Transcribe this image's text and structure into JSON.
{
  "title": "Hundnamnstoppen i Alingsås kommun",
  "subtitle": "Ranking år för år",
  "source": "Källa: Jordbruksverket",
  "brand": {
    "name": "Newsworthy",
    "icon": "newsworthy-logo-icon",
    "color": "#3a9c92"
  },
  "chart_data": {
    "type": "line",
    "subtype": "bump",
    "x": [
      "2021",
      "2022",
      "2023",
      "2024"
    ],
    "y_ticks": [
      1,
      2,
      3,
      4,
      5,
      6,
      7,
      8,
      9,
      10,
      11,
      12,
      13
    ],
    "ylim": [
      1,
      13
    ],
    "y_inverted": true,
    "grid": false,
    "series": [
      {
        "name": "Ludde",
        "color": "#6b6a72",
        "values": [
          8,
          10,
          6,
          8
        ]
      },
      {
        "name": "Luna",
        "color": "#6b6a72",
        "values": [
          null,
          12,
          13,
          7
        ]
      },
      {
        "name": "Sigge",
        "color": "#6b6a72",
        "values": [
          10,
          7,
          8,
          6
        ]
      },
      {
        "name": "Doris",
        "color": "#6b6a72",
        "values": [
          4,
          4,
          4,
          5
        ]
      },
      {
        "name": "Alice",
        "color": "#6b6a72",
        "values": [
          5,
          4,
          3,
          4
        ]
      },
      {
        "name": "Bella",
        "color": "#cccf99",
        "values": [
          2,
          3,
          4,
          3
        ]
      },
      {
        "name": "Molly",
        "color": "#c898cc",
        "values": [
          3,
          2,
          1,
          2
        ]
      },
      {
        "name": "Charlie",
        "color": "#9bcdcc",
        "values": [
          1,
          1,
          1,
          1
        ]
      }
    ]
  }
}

+===+

Copy out the full listing exactly.

Transcribe this image's text and structure into JSON.
{
  "title": "Hundnamnstoppen i Alingsås kommun",
  "subtitle": "Ranking år för år",
  "source": "Källa: Jordbruksverket",
  "brand": {
    "name": "Newsworthy",
    "icon": "newsworthy-logo-icon",
    "color": "#3a9c92"
  },
  "chart_data": {
    "type": "line",
    "subtype": "bump",
    "x": [
      "2021",
      "2022",
      "2023",
      "2024"
    ],
    "y_ticks": [
      1,
      2,
      3,
      4,
      5,
      6,
      7,
      8,
      9,
      10,
      11,
      12,
      13
    ],
    "ylim": [
      1,
      13
    ],
    "y_inverted": true,
    "grid": false,
    "series": [
      {
        "name": "Ludde",
        "color": "#6b6a72",
        "values": [
          8,
          10,
          6,
          8
        ]
      },
      {
        "name": "Luna",
        "color": "#6b6a72",
        "values": [
          null,
          12,
          13,
          7
        ]
      },
      {
        "name": "Sigge",
        "color": "#6b6a72",
        "values": [
          10,
          7,
          8,
          6
        ]
      },
      {
        "name": "Doris",
        "color": "#6b6a72",
        "values": [
          4,
          4,
          4,
          5
        ]
      },
      {
        "name": "Alice",
        "color": "#6b6a72",
        "values": [
          5,
          4,
          3,
          4
        ]
      },
      {
        "name": "Bella",
        "color": "#cccf99",
        "values": [
          2,
          3,
          4,
          3
        ]
      },
      {
        "name": "Molly",
        "color": "#c898cc",
        "values": [
          3,
          2,
          1,
          2
        ]
      },
      {
        "name": "Charlie",
        "color": "#9bcdcc",
        "values": [
          1,
          1,
          1,
          1
        ]
      }
    ]
  }
}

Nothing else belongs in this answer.